> Instruction:
From the entries below, pull out each line where "prix" appears.

(Dataset items)
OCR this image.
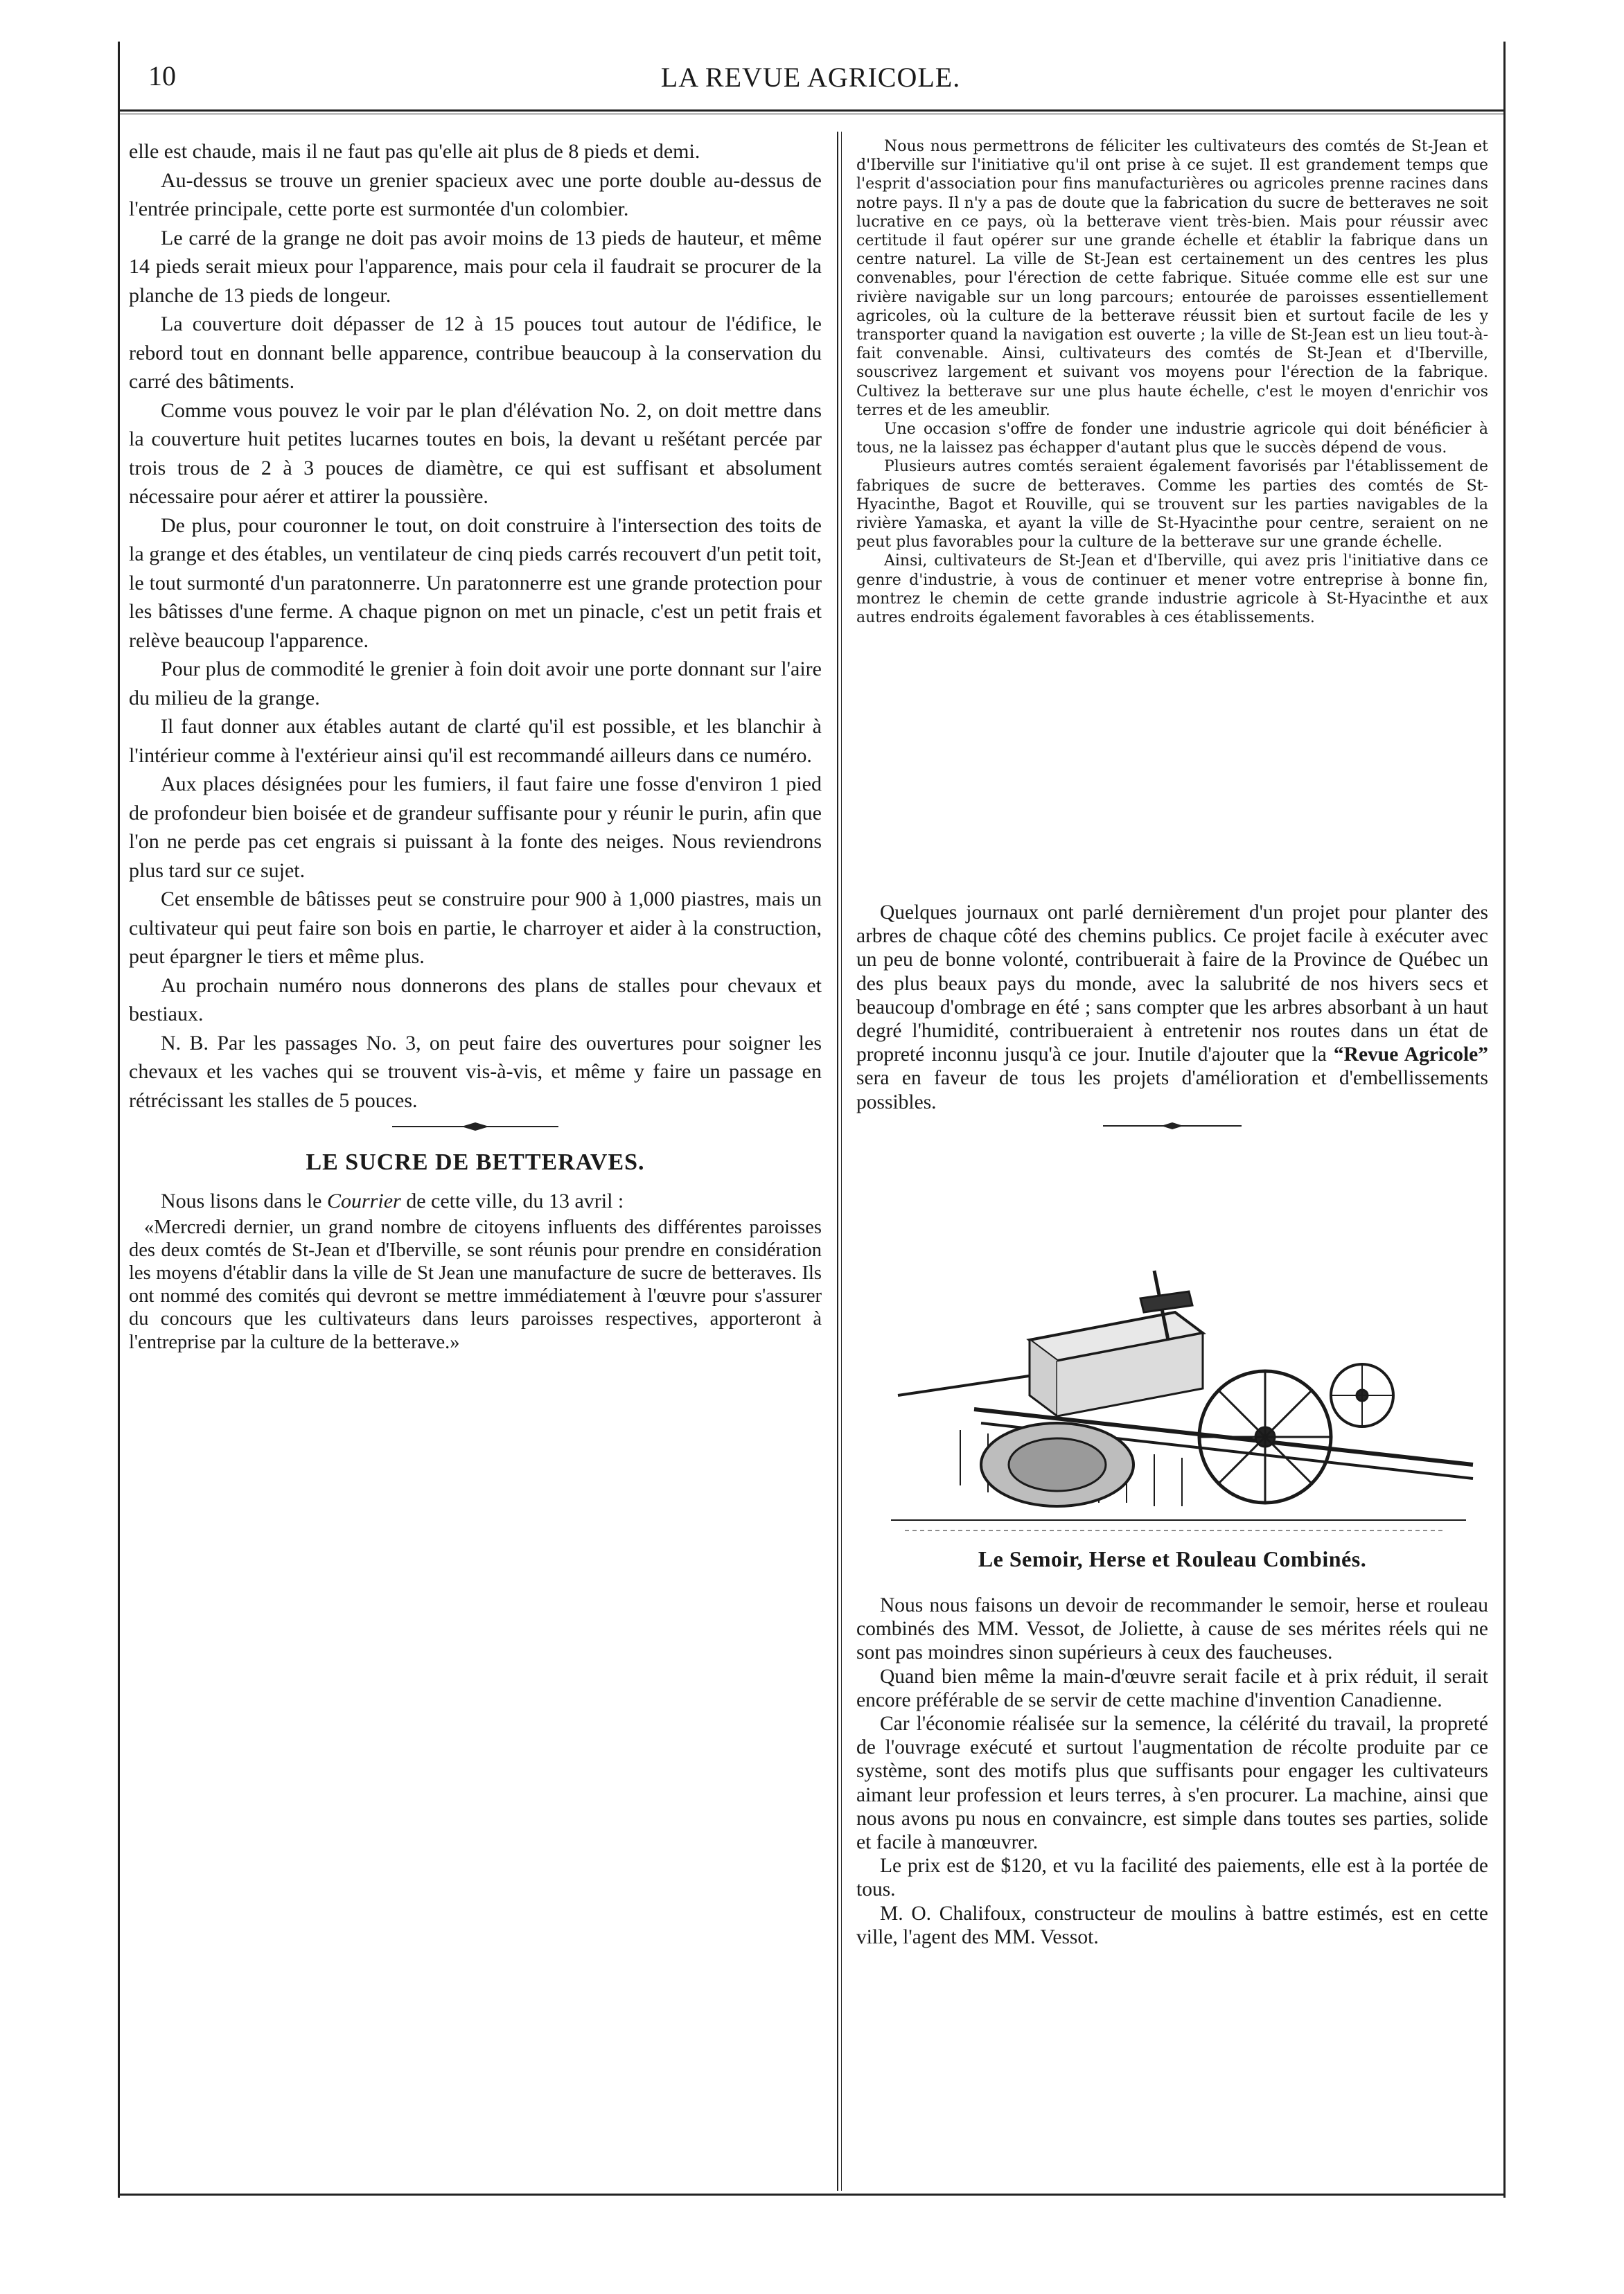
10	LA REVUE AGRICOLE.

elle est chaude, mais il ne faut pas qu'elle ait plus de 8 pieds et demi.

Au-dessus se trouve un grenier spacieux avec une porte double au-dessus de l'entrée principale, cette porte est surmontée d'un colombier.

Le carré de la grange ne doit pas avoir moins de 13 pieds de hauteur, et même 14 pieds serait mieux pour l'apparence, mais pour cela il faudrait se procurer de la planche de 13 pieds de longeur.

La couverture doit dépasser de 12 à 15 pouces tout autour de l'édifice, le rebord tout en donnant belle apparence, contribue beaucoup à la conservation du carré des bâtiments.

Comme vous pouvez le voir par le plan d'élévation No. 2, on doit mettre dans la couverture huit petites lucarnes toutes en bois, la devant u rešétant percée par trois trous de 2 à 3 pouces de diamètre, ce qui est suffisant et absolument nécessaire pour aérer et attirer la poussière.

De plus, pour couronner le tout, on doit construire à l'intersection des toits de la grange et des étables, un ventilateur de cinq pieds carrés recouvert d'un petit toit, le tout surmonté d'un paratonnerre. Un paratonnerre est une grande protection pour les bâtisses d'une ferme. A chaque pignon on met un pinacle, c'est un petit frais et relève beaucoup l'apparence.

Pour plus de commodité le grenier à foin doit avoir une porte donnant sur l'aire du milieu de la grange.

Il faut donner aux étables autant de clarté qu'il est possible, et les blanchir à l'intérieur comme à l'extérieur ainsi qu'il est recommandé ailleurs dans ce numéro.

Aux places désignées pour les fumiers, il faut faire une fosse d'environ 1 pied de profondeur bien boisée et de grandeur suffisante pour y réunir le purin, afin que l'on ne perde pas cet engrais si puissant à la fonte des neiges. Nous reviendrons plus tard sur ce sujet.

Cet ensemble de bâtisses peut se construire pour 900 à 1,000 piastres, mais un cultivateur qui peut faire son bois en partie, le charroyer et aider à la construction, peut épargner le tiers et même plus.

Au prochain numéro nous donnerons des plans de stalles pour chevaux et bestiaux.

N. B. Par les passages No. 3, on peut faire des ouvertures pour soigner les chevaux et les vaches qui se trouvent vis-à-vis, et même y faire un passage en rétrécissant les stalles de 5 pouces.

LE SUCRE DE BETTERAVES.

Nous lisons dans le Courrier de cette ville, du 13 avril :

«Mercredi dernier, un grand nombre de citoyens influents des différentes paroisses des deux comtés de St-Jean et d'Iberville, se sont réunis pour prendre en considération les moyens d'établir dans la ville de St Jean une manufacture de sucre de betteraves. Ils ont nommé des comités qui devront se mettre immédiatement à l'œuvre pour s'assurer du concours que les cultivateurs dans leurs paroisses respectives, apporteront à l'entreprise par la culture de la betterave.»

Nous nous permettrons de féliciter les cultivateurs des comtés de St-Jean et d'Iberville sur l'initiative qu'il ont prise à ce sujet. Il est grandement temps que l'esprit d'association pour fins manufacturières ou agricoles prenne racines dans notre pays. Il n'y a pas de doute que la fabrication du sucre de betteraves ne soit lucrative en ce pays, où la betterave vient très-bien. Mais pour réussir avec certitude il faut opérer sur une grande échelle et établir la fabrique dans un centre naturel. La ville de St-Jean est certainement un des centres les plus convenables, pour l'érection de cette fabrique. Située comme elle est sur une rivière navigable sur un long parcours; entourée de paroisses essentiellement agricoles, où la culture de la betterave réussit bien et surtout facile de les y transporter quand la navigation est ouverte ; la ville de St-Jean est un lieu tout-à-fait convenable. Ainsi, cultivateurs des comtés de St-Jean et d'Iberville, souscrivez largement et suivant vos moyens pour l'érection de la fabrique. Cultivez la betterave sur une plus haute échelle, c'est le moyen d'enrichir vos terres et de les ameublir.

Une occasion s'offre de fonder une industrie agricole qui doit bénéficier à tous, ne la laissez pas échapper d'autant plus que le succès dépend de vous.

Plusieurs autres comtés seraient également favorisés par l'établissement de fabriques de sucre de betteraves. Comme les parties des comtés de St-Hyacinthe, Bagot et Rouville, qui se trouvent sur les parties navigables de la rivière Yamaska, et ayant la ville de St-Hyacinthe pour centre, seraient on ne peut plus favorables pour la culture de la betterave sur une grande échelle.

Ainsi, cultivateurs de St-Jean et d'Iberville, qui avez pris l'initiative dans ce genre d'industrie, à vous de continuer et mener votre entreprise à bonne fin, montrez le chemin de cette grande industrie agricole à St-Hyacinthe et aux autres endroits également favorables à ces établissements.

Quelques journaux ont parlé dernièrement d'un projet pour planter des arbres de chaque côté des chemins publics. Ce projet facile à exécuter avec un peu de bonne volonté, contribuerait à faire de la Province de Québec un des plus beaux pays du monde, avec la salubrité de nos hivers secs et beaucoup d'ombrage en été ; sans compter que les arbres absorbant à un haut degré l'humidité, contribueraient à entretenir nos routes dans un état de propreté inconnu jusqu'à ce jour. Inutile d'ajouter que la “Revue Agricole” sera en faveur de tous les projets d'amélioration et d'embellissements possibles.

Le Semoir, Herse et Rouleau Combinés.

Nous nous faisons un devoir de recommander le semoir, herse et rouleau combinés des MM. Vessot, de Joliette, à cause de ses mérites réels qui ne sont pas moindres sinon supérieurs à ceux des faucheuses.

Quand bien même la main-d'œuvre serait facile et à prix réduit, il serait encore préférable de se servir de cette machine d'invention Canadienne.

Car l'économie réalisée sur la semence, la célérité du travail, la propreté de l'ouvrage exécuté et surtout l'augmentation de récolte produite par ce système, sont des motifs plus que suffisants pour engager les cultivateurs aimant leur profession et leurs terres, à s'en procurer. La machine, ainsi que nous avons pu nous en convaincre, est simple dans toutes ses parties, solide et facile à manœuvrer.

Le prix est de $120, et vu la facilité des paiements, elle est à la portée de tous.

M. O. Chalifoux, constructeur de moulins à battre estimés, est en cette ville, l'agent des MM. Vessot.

> Response:
Quand bien même la main-d'œuvre serait facile et à prix réduit, il serait encore préférable de se servir de cette machine d'invention Canadienne.
Le prix est de $120, et vu la facilité des paiements, elle est à la portée de tous.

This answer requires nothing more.